**INPUT ROWS:**
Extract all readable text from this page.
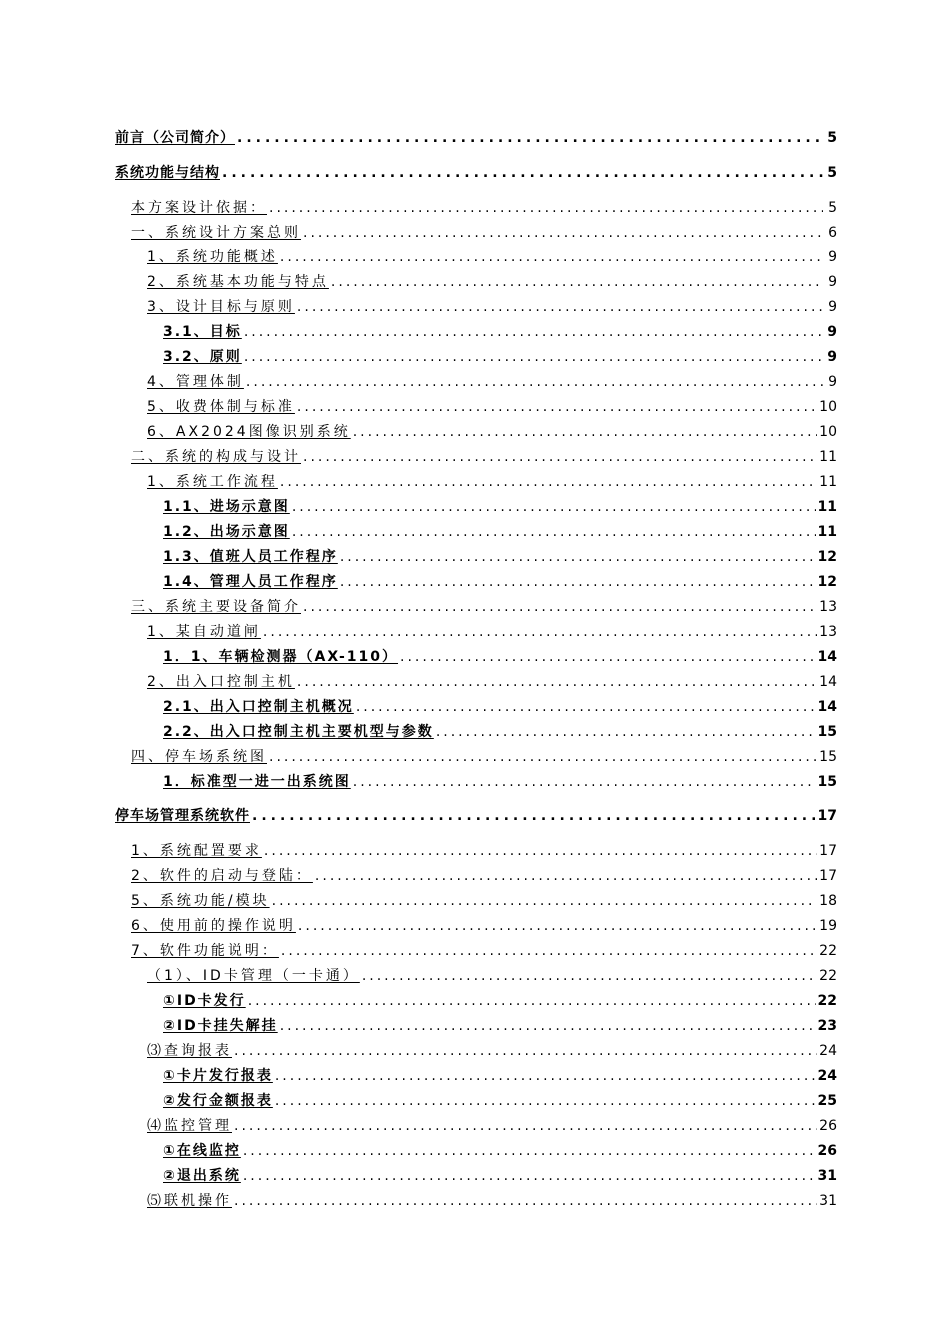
前言（公司简介） .....	5
系统功能与结构 .....	5
本方案设计依据： .....	5
一、系统设计方案总则 .....	6
1、系统功能概述 .....	9
2、系统基本功能与特点 .....	9
3、设计目标与原则 .....	9
3.1、目标 .....	9
3.2、原则 .....	9
4、管理体制 .....	9
5、收费体制与标准 .....	10
6、AX2024图像识别系统 .....	10
二、系统的构成与设计 .....	11
1、系统工作流程 .....	11
1.1、进场示意图 .....	11
1.2、出场示意图 .....	11
1.3、值班人员工作程序 .....	12
1.4、管理人员工作程序 .....	12
三、系统主要设备简介 .....	13
1、某自动道闸 .....	13
1．1、车辆检测器（AX-110） .....	14
2、出入口控制主机 .....	14
2.1、出入口控制主机概况 .....	14
2.2、出入口控制主机主要机型与参数 .....	15
四、停车场系统图 .....	15
1．标准型一进一出系统图 .....	15
停车场管理系统软件 .....	17
1、系统配置要求 .....	17
2、软件的启动与登陆： .....	17
5、系统功能/模块 .....	18
6、使用前的操作说明 .....	19
7、软件功能说明： .....	22
（1）、ID卡管理（一卡通） .....	22
①ID卡发行 .....	22
②ID卡挂失解挂 .....	23
⑶查询报表 .....	24
①卡片发行报表 .....	24
②发行金额报表 .....	25
⑷监控管理 .....	26
①在线监控 .....	26
②退出系统 .....	31
⑸联机操作 .....	31
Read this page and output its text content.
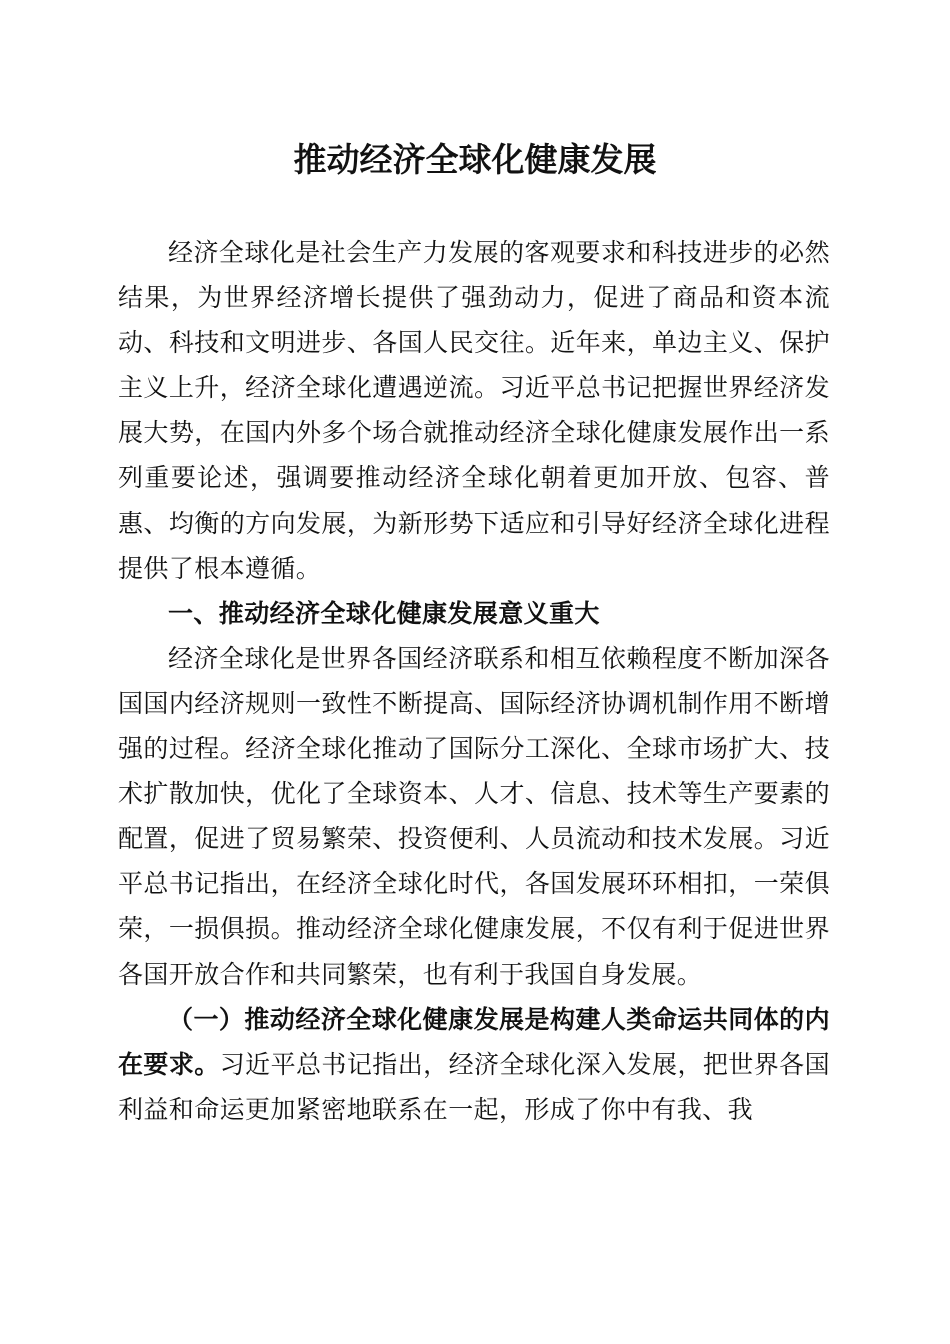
推动经济全球化健康发展

经济全球化是社会生产力发展的客观要求和科技进步的必然结果，为世界经济增长提供了强劲动力，促进了商品和资本流动、科技和文明进步、各国人民交往。近年来，单边主义、保护主义上升，经济全球化遭遇逆流。习近平总书记把握世界经济发展大势，在国内外多个场合就推动经济全球化健康发展作出一系列重要论述，强调要推动经济全球化朝着更加开放、包容、普惠、均衡的方向发展，为新形势下适应和引导好经济全球化进程提供了根本遵循。

一、推动经济全球化健康发展意义重大

经济全球化是世界各国经济联系和相互依赖程度不断加深各国国内经济规则一致性不断提高、国际经济协调机制作用不断增强的过程。经济全球化推动了国际分工深化、全球市场扩大、技术扩散加快，优化了全球资本、人才、信息、技术等生产要素的配置，促进了贸易繁荣、投资便利、人员流动和技术发展。习近平总书记指出，在经济全球化时代，各国发展环环相扣，一荣俱荣，一损俱损。推动经济全球化健康发展，不仅有利于促进世界各国开放合作和共同繁荣，也有利于我国自身发展。

（一）推动经济全球化健康发展是构建人类命运共同体的内在要求。习近平总书记指出，经济全球化深入发展，把世界各国利益和命运更加紧密地联系在一起，形成了你中有我、我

**WORK TO COMPLETE:** Repeat the records word for word. Any picture in them should be left out.

**EXERCISE ANSWER:**
Extract all readable text from this page.
前言（公司简介） .....	5
系统功能与结构 .....	5
本方案设计依据： .....	5
一、系统设计方案总则 .....	6
1、系统功能概述 .....	9
2、系统基本功能与特点 .....	9
3、设计目标与原则 .....	9
3.1、目标 .....	9
3.2、原则 .....	9
4、管理体制 .....	9
5、收费体制与标准 .....	10
6、AX2024图像识别系统 .....	10
二、系统的构成与设计 .....	11
1、系统工作流程 .....	11
1.1、进场示意图 .....	11
1.2、出场示意图 .....	11
1.3、值班人员工作程序 .....	12
1.4、管理人员工作程序 .....	12
三、系统主要设备简介 .....	13
1、某自动道闸 .....	13
1．1、车辆检测器（AX-110） .....	14
2、出入口控制主机 .....	14
2.1、出入口控制主机概况 .....	14
2.2、出入口控制主机主要机型与参数 .....	15
四、停车场系统图 .....	15
1．标准型一进一出系统图 .....	15
停车场管理系统软件 .....	17
1、系统配置要求 .....	17
2、软件的启动与登陆： .....	17
5、系统功能/模块 .....	18
6、使用前的操作说明 .....	19
7、软件功能说明： .....	22
（1）、ID卡管理（一卡通） .....	22
①ID卡发行 .....	22
②ID卡挂失解挂 .....	23
⑶查询报表 .....	24
①卡片发行报表 .....	24
②发行金额报表 .....	25
⑷监控管理 .....	26
①在线监控 .....	26
②退出系统 .....	31
⑸联机操作 .....	31
Read this page and output its text content.
推动经济全球化健康发展

经济全球化是社会生产力发展的客观要求和科技进步的必然结果，为世界经济增长提供了强劲动力，促进了商品和资本流动、科技和文明进步、各国人民交往。近年来，单边主义、保护主义上升，经济全球化遭遇逆流。习近平总书记把握世界经济发展大势，在国内外多个场合就推动经济全球化健康发展作出一系列重要论述，强调要推动经济全球化朝着更加开放、包容、普惠、均衡的方向发展，为新形势下适应和引导好经济全球化进程提供了根本遵循。

一、推动经济全球化健康发展意义重大

经济全球化是世界各国经济联系和相互依赖程度不断加深各国国内经济规则一致性不断提高、国际经济协调机制作用不断增强的过程。经济全球化推动了国际分工深化、全球市场扩大、技术扩散加快，优化了全球资本、人才、信息、技术等生产要素的配置，促进了贸易繁荣、投资便利、人员流动和技术发展。习近平总书记指出，在经济全球化时代，各国发展环环相扣，一荣俱荣，一损俱损。推动经济全球化健康发展，不仅有利于促进世界各国开放合作和共同繁荣，也有利于我国自身发展。

（一）推动经济全球化健康发展是构建人类命运共同体的内在要求。习近平总书记指出，经济全球化深入发展，把世界各国利益和命运更加紧密地联系在一起，形成了你中有我、我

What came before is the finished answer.